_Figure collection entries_
-- Start --

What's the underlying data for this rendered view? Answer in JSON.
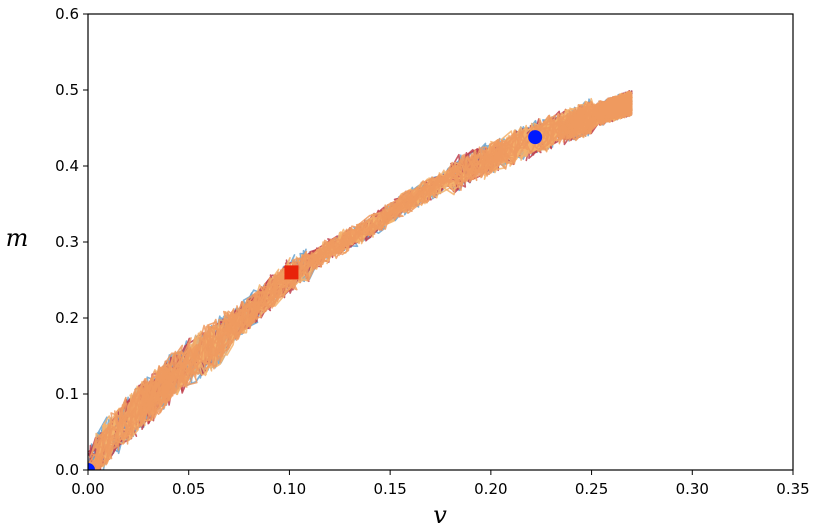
{
  "chart_data": {
    "type": "line",
    "title": "",
    "xlabel": "v",
    "ylabel": "m",
    "xlim": [
      0,
      0.35
    ],
    "ylim": [
      0,
      0.6
    ],
    "xticks": [
      "0.00",
      "0.05",
      "0.10",
      "0.15",
      "0.20",
      "0.25",
      "0.30",
      "0.35"
    ],
    "yticks": [
      "0.0",
      "0.1",
      "0.2",
      "0.3",
      "0.4",
      "0.5",
      "0.6"
    ],
    "grid": false,
    "legend": "none",
    "band_centerline": [
      [
        0.0,
        0.0
      ],
      [
        0.01,
        0.04
      ],
      [
        0.025,
        0.08
      ],
      [
        0.045,
        0.13
      ],
      [
        0.065,
        0.17
      ],
      [
        0.085,
        0.22
      ],
      [
        0.1,
        0.255
      ],
      [
        0.12,
        0.29
      ],
      [
        0.14,
        0.32
      ],
      [
        0.16,
        0.355
      ],
      [
        0.18,
        0.385
      ],
      [
        0.2,
        0.41
      ],
      [
        0.22,
        0.435
      ],
      [
        0.24,
        0.455
      ],
      [
        0.26,
        0.475
      ],
      [
        0.27,
        0.483
      ]
    ],
    "series": [
      {
        "color": "#6aa3cf",
        "values_note": ""
      },
      {
        "color": "#c0404d",
        "values_note": ""
      },
      {
        "color": "#f5b26b",
        "values_note": ""
      },
      {
        "color": "#ee9a5f",
        "values_note": ""
      }
    ],
    "markers": [
      {
        "shape": "circle",
        "color": "#0019ff",
        "x": 0.0,
        "y": 0.0
      },
      {
        "shape": "square",
        "color": "#e8230a",
        "x": 0.101,
        "y": 0.26
      },
      {
        "shape": "circle",
        "color": "#0019ff",
        "x": 0.222,
        "y": 0.438
      }
    ]
  }
}
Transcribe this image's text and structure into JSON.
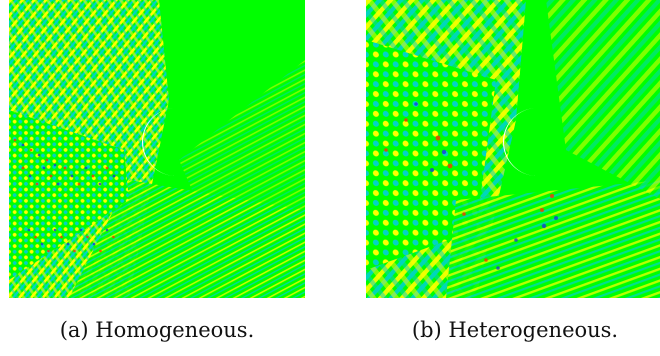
{
  "figure": {
    "panels": [
      {
        "id": "a",
        "caption": "(a) Homogeneous.",
        "pattern": "fine-grained-wave-field",
        "background_color": "#00ff00",
        "highlight_color": "#ffff00",
        "shadow_color": "#00d4c8",
        "peak_color": "#ff3300",
        "trough_color": "#1b3bd9",
        "obstacle_color": "#ffffff"
      },
      {
        "id": "b",
        "caption": "(b) Heterogeneous.",
        "pattern": "coarse-grained-wave-field",
        "background_color": "#00ff00",
        "highlight_color": "#ffff00",
        "shadow_color": "#00d4c8",
        "peak_color": "#ff3300",
        "trough_color": "#1b3bd9",
        "obstacle_color": "#ffffff"
      }
    ]
  }
}
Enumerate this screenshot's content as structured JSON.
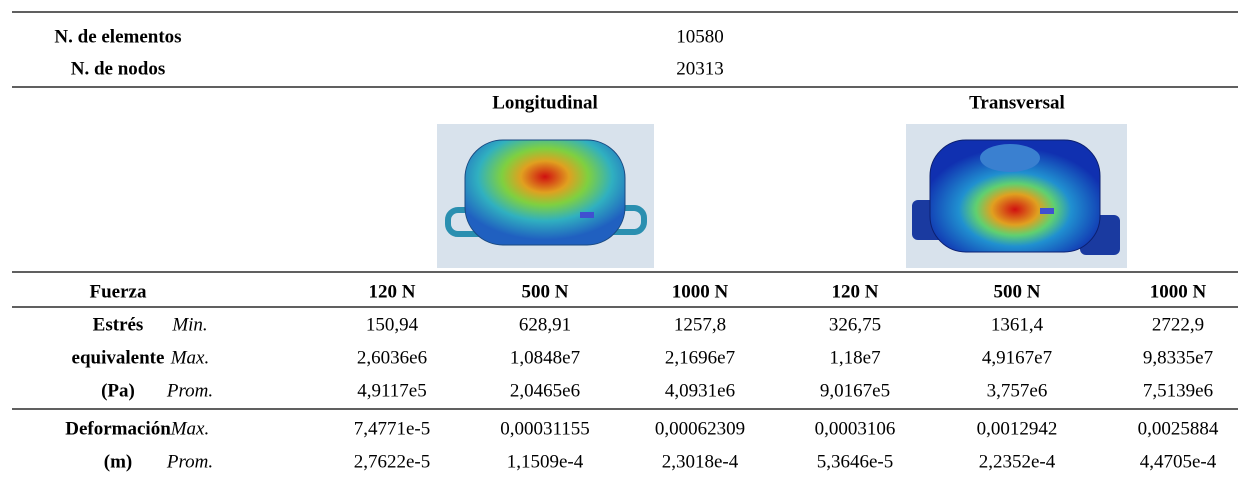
{
  "table": {
    "meta": [
      {
        "label": "N. de elementos",
        "value": "10580"
      },
      {
        "label": "N. de nodos",
        "value": "20313"
      }
    ],
    "groups": [
      "Longitudinal",
      "Transversal"
    ],
    "header": {
      "label": "Fuerza",
      "forces": [
        "120 N",
        "500 N",
        "1000 N",
        "120 N",
        "500 N",
        "1000 N"
      ]
    },
    "sections": [
      {
        "label": [
          "Estrés",
          "equivalente",
          "(Pa)"
        ],
        "rows": [
          {
            "stat": "Min.",
            "values": [
              "150,94",
              "628,91",
              "1257,8",
              "326,75",
              "1361,4",
              "2722,9"
            ]
          },
          {
            "stat": "Max.",
            "values": [
              "2,6036e6",
              "1,0848e7",
              "2,1696e7",
              "1,18e7",
              "4,9167e7",
              "9,8335e7"
            ]
          },
          {
            "stat": "Prom.",
            "values": [
              "4,9117e5",
              "2,0465e6",
              "4,0931e6",
              "9,0167e5",
              "3,757e6",
              "7,5139e6"
            ]
          }
        ]
      },
      {
        "label": [
          "Deformación",
          "(m)"
        ],
        "rows": [
          {
            "stat": "Max.",
            "values": [
              "7,4771e-5",
              "0,00031155",
              "0,00062309",
              "0,0003106",
              "0,0012942",
              "0,0025884"
            ]
          },
          {
            "stat": "Prom.",
            "values": [
              "2,7622e-5",
              "1,1509e-4",
              "2,3018e-4",
              "5,3646e-5",
              "2,2352e-4",
              "4,4705e-4"
            ]
          }
        ]
      }
    ]
  }
}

-- End --

_Prompt_
Above are records to transcribe exactly; leave their pictures out.

_Solution below_
What's the underlying data for this rendered view? Answer in JSON.
{
  "chart_data": {
    "type": "line",
    "title": "",
    "xlabel": "v",
    "ylabel": "m",
    "xlim": [
      0,
      0.35
    ],
    "ylim": [
      0,
      0.6
    ],
    "xticks": [
      "0.00",
      "0.05",
      "0.10",
      "0.15",
      "0.20",
      "0.25",
      "0.30",
      "0.35"
    ],
    "yticks": [
      "0.0",
      "0.1",
      "0.2",
      "0.3",
      "0.4",
      "0.5",
      "0.6"
    ],
    "grid": false,
    "legend": "none",
    "band_centerline": [
      [
        0.0,
        0.0
      ],
      [
        0.01,
        0.04
      ],
      [
        0.025,
        0.08
      ],
      [
        0.045,
        0.13
      ],
      [
        0.065,
        0.17
      ],
      [
        0.085,
        0.22
      ],
      [
        0.1,
        0.255
      ],
      [
        0.12,
        0.29
      ],
      [
        0.14,
        0.32
      ],
      [
        0.16,
        0.355
      ],
      [
        0.18,
        0.385
      ],
      [
        0.2,
        0.41
      ],
      [
        0.22,
        0.435
      ],
      [
        0.24,
        0.455
      ],
      [
        0.26,
        0.475
      ],
      [
        0.27,
        0.483
      ]
    ],
    "series": [
      {
        "color": "#6aa3cf",
        "values_note": ""
      },
      {
        "color": "#c0404d",
        "values_note": ""
      },
      {
        "color": "#f5b26b",
        "values_note": ""
      },
      {
        "color": "#ee9a5f",
        "values_note": ""
      }
    ],
    "markers": [
      {
        "shape": "circle",
        "color": "#0019ff",
        "x": 0.0,
        "y": 0.0
      },
      {
        "shape": "square",
        "color": "#e8230a",
        "x": 0.101,
        "y": 0.26
      },
      {
        "shape": "circle",
        "color": "#0019ff",
        "x": 0.222,
        "y": 0.438
      }
    ]
  }
}
Transcribe this image's text and structure into JSON.
{
  "figure": {
    "panels": [
      {
        "id": "a",
        "caption": "(a) Homogeneous.",
        "pattern": "fine-grained-wave-field",
        "background_color": "#00ff00",
        "highlight_color": "#ffff00",
        "shadow_color": "#00d4c8",
        "peak_color": "#ff3300",
        "trough_color": "#1b3bd9",
        "obstacle_color": "#ffffff"
      },
      {
        "id": "b",
        "caption": "(b) Heterogeneous.",
        "pattern": "coarse-grained-wave-field",
        "background_color": "#00ff00",
        "highlight_color": "#ffff00",
        "shadow_color": "#00d4c8",
        "peak_color": "#ff3300",
        "trough_color": "#1b3bd9",
        "obstacle_color": "#ffffff"
      }
    ]
  }
}
Enumerate this screenshot's content as structured JSON.
{
  "table": {
    "meta": [
      {
        "label": "N. de elementos",
        "value": "10580"
      },
      {
        "label": "N. de nodos",
        "value": "20313"
      }
    ],
    "groups": [
      "Longitudinal",
      "Transversal"
    ],
    "header": {
      "label": "Fuerza",
      "forces": [
        "120 N",
        "500 N",
        "1000 N",
        "120 N",
        "500 N",
        "1000 N"
      ]
    },
    "sections": [
      {
        "label": [
          "Estrés",
          "equivalente",
          "(Pa)"
        ],
        "rows": [
          {
            "stat": "Min.",
            "values": [
              "150,94",
              "628,91",
              "1257,8",
              "326,75",
              "1361,4",
              "2722,9"
            ]
          },
          {
            "stat": "Max.",
            "values": [
              "2,6036e6",
              "1,0848e7",
              "2,1696e7",
              "1,18e7",
              "4,9167e7",
              "9,8335e7"
            ]
          },
          {
            "stat": "Prom.",
            "values": [
              "4,9117e5",
              "2,0465e6",
              "4,0931e6",
              "9,0167e5",
              "3,757e6",
              "7,5139e6"
            ]
          }
        ]
      },
      {
        "label": [
          "Deformación",
          "(m)"
        ],
        "rows": [
          {
            "stat": "Max.",
            "values": [
              "7,4771e-5",
              "0,00031155",
              "0,00062309",
              "0,0003106",
              "0,0012942",
              "0,0025884"
            ]
          },
          {
            "stat": "Prom.",
            "values": [
              "2,7622e-5",
              "1,1509e-4",
              "2,3018e-4",
              "5,3646e-5",
              "2,2352e-4",
              "4,4705e-4"
            ]
          }
        ]
      }
    ]
  }
}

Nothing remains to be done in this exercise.